» **Problem details**: Identify the lines that include the word "given", then copy all of them.

» **Excerpt from a dataset**:
■ ■ ■
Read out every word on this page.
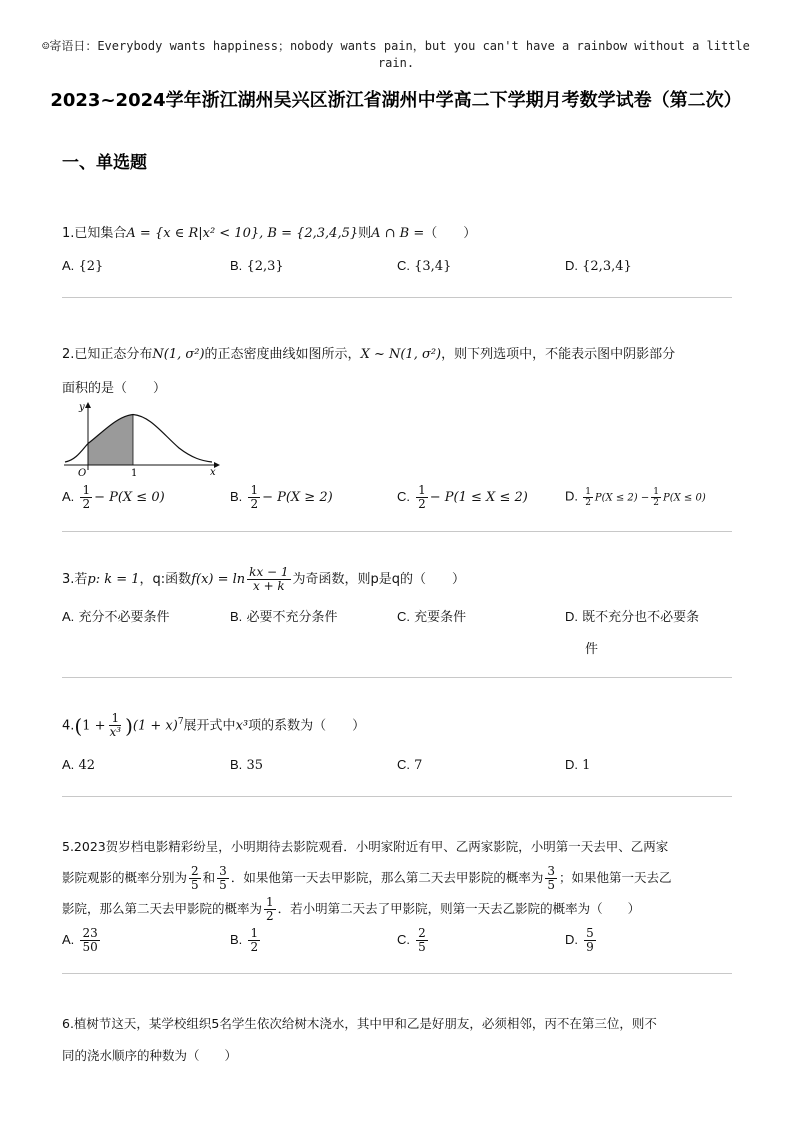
☺寄语日：Everybody wants happiness；nobody wants pain，but you can't have a rainbow without a little rain.
2023~2024学年浙江湖州吴兴区浙江省湖州中学高二下学期月考数学试卷（第二次）
一、单选题
1.已知集合A = {x ∈ R|x² < 10}, B = {2,3,4,5}则A ∩ B =（　　）
A. {2}	B. {2,3}	C. {3,4}	D. {2,3,4}
2.已知正态分布N(1, σ²)的正态密度曲线如图所示，X ~ N(1, σ²)，则下列选项中，不能表示图中阴影部分
面积的是（　　）
y
x
O	1
A. $\frac{1}{2} - P(X \le 0)$	B. $\frac{1}{2} - P(X \ge 2)$	C. $\frac{1}{2} - P(1 \le X \le 2)$	D. $\frac{1}{2} P(X \le 2) - \frac{1}{2} P(X \le 0)$
3.若p: k = 1，q:函数$f(x) = \ln \frac{kx - 1}{x + k}$ 为奇函数，则p是q的（　　）
A. 充分不必要条件	B. 必要不充分条件	C. 充要条件	D. 既不充分也不必要条
件
$4.(1 + \frac{1}{\text{x³}} )(1 + x)^7$展开式中x³项的系数为（　　）
A. 42	B. 35	C. 7	D. 1
5.2023贺岁档电影精彩纷呈，小明期待去影院观看．小明家附近有甲、乙两家影院，小明第一天去甲、乙两家
影院观影的概率分别为 $\frac{2}{5}$ 和 $\frac{3}{5}$ ．如果他第一天去甲影院，那么第二天去甲影院的概率为 $\frac{3}{5}$ ；如果他第一天去乙
影院，那么第二天去甲影院的概率为 $\frac{1}{2}$ ．若小明第二天去了甲影院，则第一天去乙影院的概率为（　　）
A. $\frac{23}{50}$	B. $\frac{1}{2}$	C. $\frac{2}{5}$	D. $\frac{5}{9}$
6.植树节这天，某学校组织5名学生依次给树木浇水，其中甲和乙是好朋友，必须相邻，丙不在第三位，则不
同的浇水顺序的种数为（　　）
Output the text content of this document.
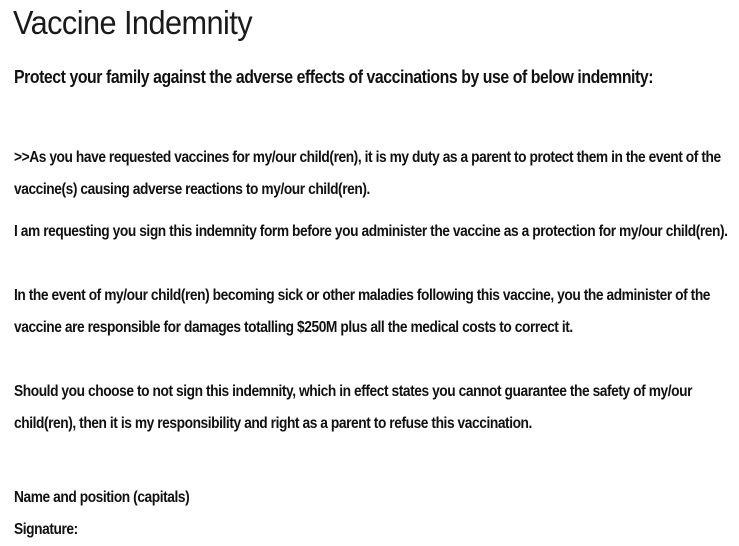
Vaccine Indemnity

Protect your family against the adverse effects of vaccinations by use of below indemnity:

>>As you have requested vaccines for my/our child(ren), it is my duty as a parent to protect them in the event of the vaccine(s) causing adverse reactions to my/our child(ren).

I am requesting you sign this indemnity form before you administer the vaccine as a protection for my/our child(ren).

In the event of my/our child(ren) becoming sick or other maladies following this vaccine, you the administer of the vaccine are responsible for damages totalling $250M plus all the medical costs to correct it.

Should you choose to not sign this indemnity, which in effect states you cannot guarantee the safety of my/our child(ren), then it is my responsibility and right as a parent to refuse this vaccination.

Name and position (capitals)

Signature:
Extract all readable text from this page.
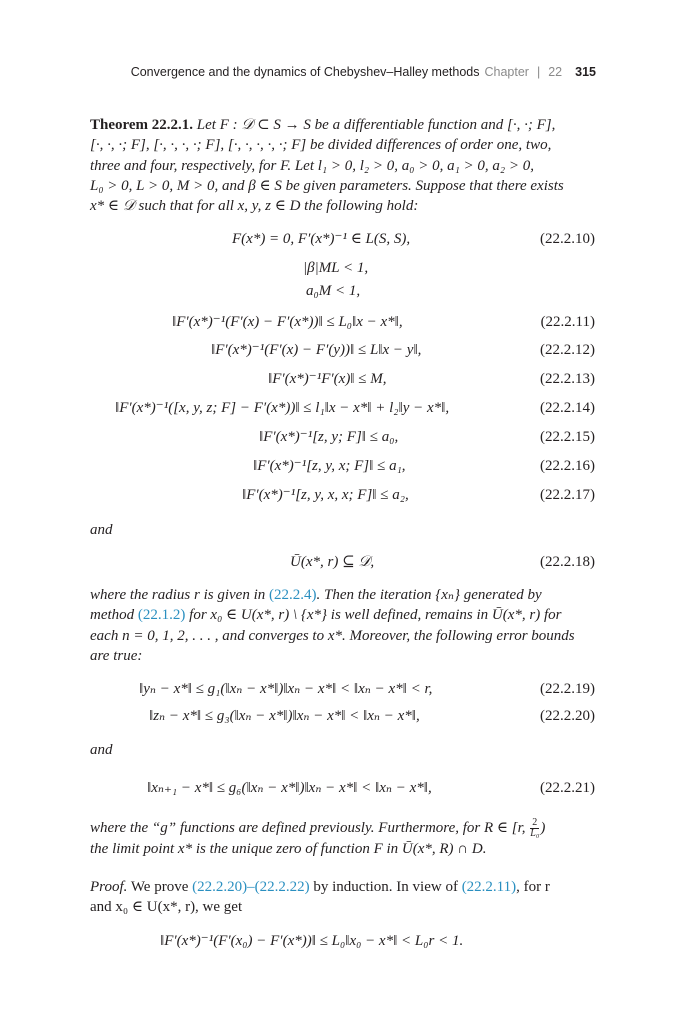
Convergence and the dynamics of Chebyshev–Halley methods Chapter | 22 315
Theorem 22.2.1. Let F : 𝒟 ⊂ S → S be a differentiable function and [·, ·; F],
[·, ·, ·; F], [·, ·, ·, ·; F], [·, ·, ·, ·, ·; F] be divided differences of order one, two,
three and four, respectively, for F. Let l₁ > 0, l₂ > 0, a₀ > 0, a₁ > 0, a₂ > 0,
L₀ > 0, L > 0, M > 0, and β ∈ S be given parameters. Suppose that there exists
x* ∈ 𝒟 such that for all x, y, z ∈ D the following hold:
F(x*) = 0, F′(x*)⁻¹ ∈ L(S, S),	(22.2.10)
|β|ML < 1,
a₀M < 1,
‖F′(x*)⁻¹(F′(x) − F′(x*))‖ ≤ L₀‖x − x*‖,	(22.2.11)
‖F′(x*)⁻¹(F′(x) − F′(y))‖ ≤ L‖x − y‖,	(22.2.12)
‖F′(x*)⁻¹F′(x)‖ ≤ M,	(22.2.13)
‖F′(x*)⁻¹([x, y, z; F] − F′(x*))‖ ≤ l₁‖x − x*‖ + l₂‖y − x*‖,	(22.2.14)
‖F′(x*)⁻¹[z, y; F]‖ ≤ a₀,	(22.2.15)
‖F′(x*)⁻¹[z, y, x; F]‖ ≤ a₁,	(22.2.16)
‖F′(x*)⁻¹[z, y, x, x; F]‖ ≤ a₂,	(22.2.17)
and
Ū(x*, r) ⊆ 𝒟,	(22.2.18)
where the radius r is given in (22.2.4). Then the iteration {xₙ} generated by
method (22.1.2) for x₀ ∈ U(x*, r) \ {x*} is well defined, remains in Ū(x*, r) for
each n = 0, 1, 2, . . . , and converges to x*. Moreover, the following error bounds
are true:
‖yₙ − x*‖ ≤ g₁(‖xₙ − x*‖)‖xₙ − x*‖ < ‖xₙ − x*‖ < r,	(22.2.19)
‖zₙ − x*‖ ≤ g₃(‖xₙ − x*‖)‖xₙ − x*‖ < ‖xₙ − x*‖,	(22.2.20)
and
‖xₙ₊₁ − x*‖ ≤ g₆(‖xₙ − x*‖)‖xₙ − x*‖ < ‖xₙ − x*‖,	(22.2.21)
where the “g” functions are defined previously. Furthermore, for R ∈ [r, $\frac{2}{\text{L₀}}$ )
the limit point x* is the unique zero of function F in Ū(x*, R) ∩ D.
Proof. We prove (22.2.20)–(22.2.22) by induction. In view of (22.2.11), for r
and x₀ ∈ U(x*, r), we get
‖F′(x*)⁻¹(F′(x₀) − F′(x*))‖ ≤ L₀‖x₀ − x*‖ < L₀r < 1.
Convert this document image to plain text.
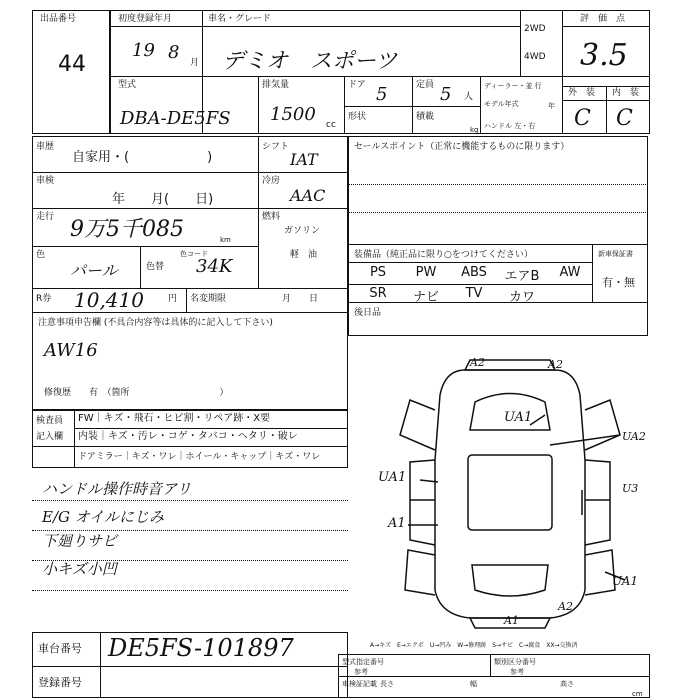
出品番号
44
初度登録年月
19 8 月
車名・グレード
デミオ　スポーツ
2WD
4WD
評　価　点
3.5
型式
DBA-DE5FS
排気量
1500 cc
ドア 5	定員 5 人
形状	積載
kg
ディーラー・並 行
モデル年式	年
ハンドル 左・右
外　装 内　装
C C
車歴
自家用・(　　　　　　)
車検
年　　月(　　日)
走行 9万5千085	km
色
パール	色替
色コード
34K
R券 10,410	円 名変期限	月　　日
シフト
IAT
冷房
AAC
燃料
ガソリン
軽　油
注意事項申告欄 (不具合内容等は具体的に記入して下さい)
AW16
修復歴　　有　（箇所　　　　　　　　　　）
セールスポイント（正常に機能するものに限ります）
装備品（純正品に限り○をつけてください）	新車保証書
有・無
PS	PW	ABS	エアB	AW
SR	ナビ	TV	カワ
後日品
検査員
記入欄
FW｜キズ・飛石・ヒビ割・リペア跡・X要
内装｜キズ・汚レ・コゲ・タバコ・ヘタリ・破レ
ドアミラー｜キズ・ワレ｜ホイール・キャップ｜キズ・ワレ
ハンドル操作時音アリ
E/G オイルにじみ
下廻りサビ
小キズ小凹
A2	A2
UA1
UA2
UA1
U3
A1
UA1
A1
A2
車台番号 DE5FS-101897
登録番号
A→キズ　E→エクボ　U→凹み　W→修理跡　S→サビ　C→腐食　XX→交換済
型式指定番号
参考
類別区分番号
参考
車検証記載 長さ	幅	高さ
cm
■ ■ ■
» **Solution**:
L₀ > 0, L > 0, M > 0, and β ∈ S be given parameters. Suppose that there exists
where the radius r is given in (22.2.4). Then the iteration {xₙ} generated by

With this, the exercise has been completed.